Set task:
Return the records in full, exactly as given.

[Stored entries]

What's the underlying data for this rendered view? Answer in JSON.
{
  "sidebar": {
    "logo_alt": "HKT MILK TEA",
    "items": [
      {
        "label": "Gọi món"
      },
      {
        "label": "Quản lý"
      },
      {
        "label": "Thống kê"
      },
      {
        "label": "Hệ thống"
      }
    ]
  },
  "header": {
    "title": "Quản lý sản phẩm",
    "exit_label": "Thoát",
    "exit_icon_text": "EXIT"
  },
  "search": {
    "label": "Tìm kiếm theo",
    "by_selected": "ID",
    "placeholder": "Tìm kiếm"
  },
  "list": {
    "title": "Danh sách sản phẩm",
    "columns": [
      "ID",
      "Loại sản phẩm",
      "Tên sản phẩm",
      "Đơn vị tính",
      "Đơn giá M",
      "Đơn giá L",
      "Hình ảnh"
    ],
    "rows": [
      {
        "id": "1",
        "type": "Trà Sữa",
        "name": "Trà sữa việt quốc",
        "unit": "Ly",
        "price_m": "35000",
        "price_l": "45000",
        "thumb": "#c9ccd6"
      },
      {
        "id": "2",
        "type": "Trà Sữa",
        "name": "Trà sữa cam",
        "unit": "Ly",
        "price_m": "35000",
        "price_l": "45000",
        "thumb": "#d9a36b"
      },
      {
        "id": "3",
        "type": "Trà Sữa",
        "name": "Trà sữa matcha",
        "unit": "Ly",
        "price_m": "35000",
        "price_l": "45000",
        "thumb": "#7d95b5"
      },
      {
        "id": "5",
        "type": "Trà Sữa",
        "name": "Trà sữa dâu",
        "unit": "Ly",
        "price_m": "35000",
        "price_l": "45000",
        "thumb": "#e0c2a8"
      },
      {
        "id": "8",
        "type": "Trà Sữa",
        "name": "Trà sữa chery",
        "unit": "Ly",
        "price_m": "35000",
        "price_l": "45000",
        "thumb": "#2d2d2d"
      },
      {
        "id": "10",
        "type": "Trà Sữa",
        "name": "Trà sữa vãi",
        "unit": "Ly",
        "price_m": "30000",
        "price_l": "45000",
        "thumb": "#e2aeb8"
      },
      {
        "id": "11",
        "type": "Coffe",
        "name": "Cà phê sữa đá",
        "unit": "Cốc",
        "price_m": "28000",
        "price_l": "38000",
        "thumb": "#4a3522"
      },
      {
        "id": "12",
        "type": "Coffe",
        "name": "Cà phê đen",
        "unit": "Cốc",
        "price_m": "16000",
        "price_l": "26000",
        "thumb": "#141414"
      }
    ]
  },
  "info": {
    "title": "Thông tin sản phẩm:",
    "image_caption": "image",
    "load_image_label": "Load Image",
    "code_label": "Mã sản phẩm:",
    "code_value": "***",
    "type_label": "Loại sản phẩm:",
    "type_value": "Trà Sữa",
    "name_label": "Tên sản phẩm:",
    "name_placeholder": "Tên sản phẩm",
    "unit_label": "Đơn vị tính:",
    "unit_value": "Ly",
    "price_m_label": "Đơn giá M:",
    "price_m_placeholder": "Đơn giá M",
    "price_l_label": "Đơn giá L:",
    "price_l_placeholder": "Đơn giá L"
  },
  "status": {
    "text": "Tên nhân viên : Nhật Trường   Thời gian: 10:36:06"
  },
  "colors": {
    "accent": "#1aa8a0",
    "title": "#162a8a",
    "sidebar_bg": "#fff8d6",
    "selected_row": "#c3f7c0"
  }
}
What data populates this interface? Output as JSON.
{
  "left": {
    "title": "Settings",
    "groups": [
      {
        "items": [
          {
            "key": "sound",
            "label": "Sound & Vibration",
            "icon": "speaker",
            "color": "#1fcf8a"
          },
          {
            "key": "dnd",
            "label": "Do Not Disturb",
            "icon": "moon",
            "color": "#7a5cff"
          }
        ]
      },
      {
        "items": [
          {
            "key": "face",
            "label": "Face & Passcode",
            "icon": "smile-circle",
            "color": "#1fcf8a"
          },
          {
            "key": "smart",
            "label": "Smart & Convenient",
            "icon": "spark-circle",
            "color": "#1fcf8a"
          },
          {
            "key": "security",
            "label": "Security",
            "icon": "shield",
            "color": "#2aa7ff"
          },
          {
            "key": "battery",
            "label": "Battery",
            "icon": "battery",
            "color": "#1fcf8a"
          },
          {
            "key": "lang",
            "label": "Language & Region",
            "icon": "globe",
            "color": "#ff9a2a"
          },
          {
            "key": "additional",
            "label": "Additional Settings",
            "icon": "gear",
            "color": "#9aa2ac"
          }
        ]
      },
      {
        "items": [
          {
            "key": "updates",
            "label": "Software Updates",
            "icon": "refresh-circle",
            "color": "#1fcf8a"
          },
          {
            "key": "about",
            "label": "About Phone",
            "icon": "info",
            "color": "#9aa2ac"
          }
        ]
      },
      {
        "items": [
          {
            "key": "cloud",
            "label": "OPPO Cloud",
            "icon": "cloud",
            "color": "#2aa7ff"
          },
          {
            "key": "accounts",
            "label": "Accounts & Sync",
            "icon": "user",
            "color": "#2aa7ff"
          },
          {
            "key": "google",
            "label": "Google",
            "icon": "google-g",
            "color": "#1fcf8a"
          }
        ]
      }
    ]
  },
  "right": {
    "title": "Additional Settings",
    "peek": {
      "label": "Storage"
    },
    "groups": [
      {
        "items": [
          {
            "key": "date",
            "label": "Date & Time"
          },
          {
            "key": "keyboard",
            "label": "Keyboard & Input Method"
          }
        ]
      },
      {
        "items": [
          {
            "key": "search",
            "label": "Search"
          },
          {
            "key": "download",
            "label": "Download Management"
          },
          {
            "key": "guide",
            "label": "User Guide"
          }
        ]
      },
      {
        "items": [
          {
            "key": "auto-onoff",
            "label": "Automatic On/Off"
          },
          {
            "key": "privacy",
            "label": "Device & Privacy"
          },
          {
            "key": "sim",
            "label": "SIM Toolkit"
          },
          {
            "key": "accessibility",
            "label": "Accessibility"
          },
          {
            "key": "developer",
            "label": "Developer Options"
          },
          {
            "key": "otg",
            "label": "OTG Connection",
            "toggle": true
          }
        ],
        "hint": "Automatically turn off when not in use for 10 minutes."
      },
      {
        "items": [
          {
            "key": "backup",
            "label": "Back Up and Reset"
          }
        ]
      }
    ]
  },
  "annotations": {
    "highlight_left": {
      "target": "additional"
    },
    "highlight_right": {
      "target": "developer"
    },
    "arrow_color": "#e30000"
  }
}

Exercise solution:
What's the underlying data for this rendered view? Answer in JSON.
{
  "sidebar": {
    "logo_alt": "HKT MILK TEA",
    "items": [
      {
        "label": "Gọi món"
      },
      {
        "label": "Quản lý"
      },
      {
        "label": "Thống kê"
      },
      {
        "label": "Hệ thống"
      }
    ]
  },
  "header": {
    "title": "Quản lý sản phẩm",
    "exit_label": "Thoát",
    "exit_icon_text": "EXIT"
  },
  "search": {
    "label": "Tìm kiếm theo",
    "by_selected": "ID",
    "placeholder": "Tìm kiếm"
  },
  "list": {
    "title": "Danh sách sản phẩm",
    "columns": [
      "ID",
      "Loại sản phẩm",
      "Tên sản phẩm",
      "Đơn vị tính",
      "Đơn giá M",
      "Đơn giá L",
      "Hình ảnh"
    ],
    "rows": [
      {
        "id": "1",
        "type": "Trà Sữa",
        "name": "Trà sữa việt quốc",
        "unit": "Ly",
        "price_m": "35000",
        "price_l": "45000",
        "thumb": "#c9ccd6"
      },
      {
        "id": "2",
        "type": "Trà Sữa",
        "name": "Trà sữa cam",
        "unit": "Ly",
        "price_m": "35000",
        "price_l": "45000",
        "thumb": "#d9a36b"
      },
      {
        "id": "3",
        "type": "Trà Sữa",
        "name": "Trà sữa matcha",
        "unit": "Ly",
        "price_m": "35000",
        "price_l": "45000",
        "thumb": "#7d95b5"
      },
      {
        "id": "5",
        "type": "Trà Sữa",
        "name": "Trà sữa dâu",
        "unit": "Ly",
        "price_m": "35000",
        "price_l": "45000",
        "thumb": "#e0c2a8"
      },
      {
        "id": "8",
        "type": "Trà Sữa",
        "name": "Trà sữa chery",
        "unit": "Ly",
        "price_m": "35000",
        "price_l": "45000",
        "thumb": "#2d2d2d"
      },
      {
        "id": "10",
        "type": "Trà Sữa",
        "name": "Trà sữa vãi",
        "unit": "Ly",
        "price_m": "30000",
        "price_l": "45000",
        "thumb": "#e2aeb8"
      },
      {
        "id": "11",
        "type": "Coffe",
        "name": "Cà phê sữa đá",
        "unit": "Cốc",
        "price_m": "28000",
        "price_l": "38000",
        "thumb": "#4a3522"
      },
      {
        "id": "12",
        "type": "Coffe",
        "name": "Cà phê đen",
        "unit": "Cốc",
        "price_m": "16000",
        "price_l": "26000",
        "thumb": "#141414"
      }
    ]
  },
  "info": {
    "title": "Thông tin sản phẩm:",
    "image_caption": "image",
    "load_image_label": "Load Image",
    "code_label": "Mã sản phẩm:",
    "code_value": "***",
    "type_label": "Loại sản phẩm:",
    "type_value": "Trà Sữa",
    "name_label": "Tên sản phẩm:",
    "name_placeholder": "Tên sản phẩm",
    "unit_label": "Đơn vị tính:",
    "unit_value": "Ly",
    "price_m_label": "Đơn giá M:",
    "price_m_placeholder": "Đơn giá M",
    "price_l_label": "Đơn giá L:",
    "price_l_placeholder": "Đơn giá L"
  },
  "status": {
    "text": "Tên nhân viên : Nhật Trường   Thời gian: 10:36:06"
  },
  "colors": {
    "accent": "#1aa8a0",
    "title": "#162a8a",
    "sidebar_bg": "#fff8d6",
    "selected_row": "#c3f7c0"
  }
}
What data populates this interface? Output as JSON.
{
  "left": {
    "title": "Settings",
    "groups": [
      {
        "items": [
          {
            "key": "sound",
            "label": "Sound & Vibration",
            "icon": "speaker",
            "color": "#1fcf8a"
          },
          {
            "key": "dnd",
            "label": "Do Not Disturb",
            "icon": "moon",
            "color": "#7a5cff"
          }
        ]
      },
      {
        "items": [
          {
            "key": "face",
            "label": "Face & Passcode",
            "icon": "smile-circle",
            "color": "#1fcf8a"
          },
          {
            "key": "smart",
            "label": "Smart & Convenient",
            "icon": "spark-circle",
            "color": "#1fcf8a"
          },
          {
            "key": "security",
            "label": "Security",
            "icon": "shield",
            "color": "#2aa7ff"
          },
          {
            "key": "battery",
            "label": "Battery",
            "icon": "battery",
            "color": "#1fcf8a"
          },
          {
            "key": "lang",
            "label": "Language & Region",
            "icon": "globe",
            "color": "#ff9a2a"
          },
          {
            "key": "additional",
            "label": "Additional Settings",
            "icon": "gear",
            "color": "#9aa2ac"
          }
        ]
      },
      {
        "items": [
          {
            "key": "updates",
            "label": "Software Updates",
            "icon": "refresh-circle",
            "color": "#1fcf8a"
          },
          {
            "key": "about",
            "label": "About Phone",
            "icon": "info",
            "color": "#9aa2ac"
          }
        ]
      },
      {
        "items": [
          {
            "key": "cloud",
            "label": "OPPO Cloud",
            "icon": "cloud",
            "color": "#2aa7ff"
          },
          {
            "key": "accounts",
            "label": "Accounts & Sync",
            "icon": "user",
            "color": "#2aa7ff"
          },
          {
            "key": "google",
            "label": "Google",
            "icon": "google-g",
            "color": "#1fcf8a"
          }
        ]
      }
    ]
  },
  "right": {
    "title": "Additional Settings",
    "peek": {
      "label": "Storage"
    },
    "groups": [
      {
        "items": [
          {
            "key": "date",
            "label": "Date & Time"
          },
          {
            "key": "keyboard",
            "label": "Keyboard & Input Method"
          }
        ]
      },
      {
        "items": [
          {
            "key": "search",
            "label": "Search"
          },
          {
            "key": "download",
            "label": "Download Management"
          },
          {
            "key": "guide",
            "label": "User Guide"
          }
        ]
      },
      {
        "items": [
          {
            "key": "auto-onoff",
            "label": "Automatic On/Off"
          },
          {
            "key": "privacy",
            "label": "Device & Privacy"
          },
          {
            "key": "sim",
            "label": "SIM Toolkit"
          },
          {
            "key": "accessibility",
            "label": "Accessibility"
          },
          {
            "key": "developer",
            "label": "Developer Options"
          },
          {
            "key": "otg",
            "label": "OTG Connection",
            "toggle": true
          }
        ],
        "hint": "Automatically turn off when not in use for 10 minutes."
      },
      {
        "items": [
          {
            "key": "backup",
            "label": "Back Up and Reset"
          }
        ]
      }
    ]
  },
  "annotations": {
    "highlight_left": {
      "target": "additional"
    },
    "highlight_right": {
      "target": "developer"
    },
    "arrow_color": "#e30000"
  }
}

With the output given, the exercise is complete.